**What the task asks:**
Copy every line from the records below that holds the word "data".

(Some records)
•••

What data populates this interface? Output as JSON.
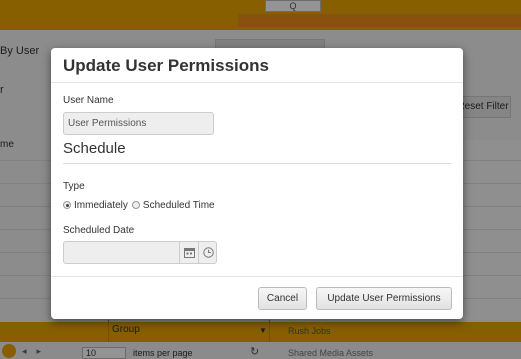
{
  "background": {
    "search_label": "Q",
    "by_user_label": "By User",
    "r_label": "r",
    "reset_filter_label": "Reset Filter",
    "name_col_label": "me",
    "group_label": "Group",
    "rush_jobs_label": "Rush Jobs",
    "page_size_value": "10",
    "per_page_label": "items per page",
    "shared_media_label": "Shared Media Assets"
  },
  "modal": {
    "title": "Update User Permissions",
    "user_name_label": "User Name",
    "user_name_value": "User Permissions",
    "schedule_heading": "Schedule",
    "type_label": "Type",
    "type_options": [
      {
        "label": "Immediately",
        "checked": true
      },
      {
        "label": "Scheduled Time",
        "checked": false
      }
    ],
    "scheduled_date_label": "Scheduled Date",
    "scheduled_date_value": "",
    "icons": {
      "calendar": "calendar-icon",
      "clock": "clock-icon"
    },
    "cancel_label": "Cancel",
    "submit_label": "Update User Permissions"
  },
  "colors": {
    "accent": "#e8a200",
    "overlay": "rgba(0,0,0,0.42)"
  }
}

•••

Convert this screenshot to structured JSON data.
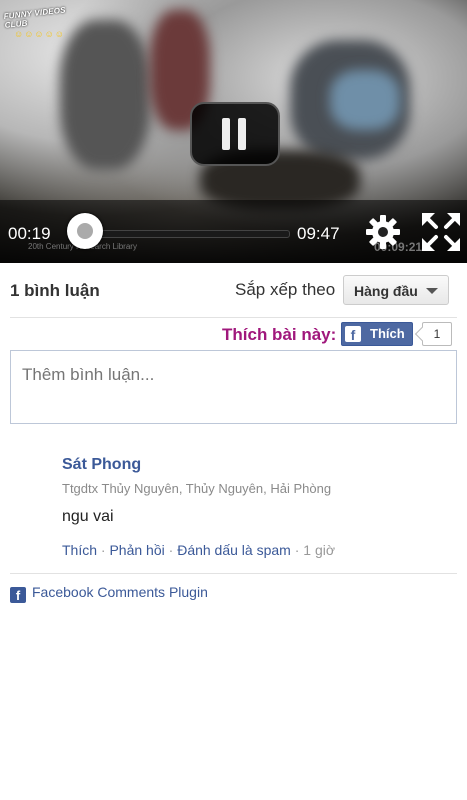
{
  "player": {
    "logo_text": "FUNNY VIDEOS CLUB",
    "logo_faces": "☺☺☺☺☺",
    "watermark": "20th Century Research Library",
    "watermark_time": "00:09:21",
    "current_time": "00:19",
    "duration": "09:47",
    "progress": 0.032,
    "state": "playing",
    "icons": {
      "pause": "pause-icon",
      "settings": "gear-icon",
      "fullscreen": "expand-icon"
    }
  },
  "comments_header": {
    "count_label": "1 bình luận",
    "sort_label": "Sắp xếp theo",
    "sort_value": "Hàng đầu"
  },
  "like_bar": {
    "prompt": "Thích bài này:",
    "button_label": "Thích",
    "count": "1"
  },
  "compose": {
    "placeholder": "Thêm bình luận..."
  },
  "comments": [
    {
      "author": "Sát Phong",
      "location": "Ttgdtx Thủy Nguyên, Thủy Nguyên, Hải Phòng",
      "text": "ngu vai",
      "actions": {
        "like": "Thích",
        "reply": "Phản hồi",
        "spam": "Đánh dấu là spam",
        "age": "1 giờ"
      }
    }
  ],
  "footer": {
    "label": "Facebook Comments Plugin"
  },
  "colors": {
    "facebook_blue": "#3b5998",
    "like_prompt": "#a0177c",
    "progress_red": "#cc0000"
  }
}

•••

**Task solution:**
What data populates this interface? Output as JSON.
Convert this screenshot to structured JSON data.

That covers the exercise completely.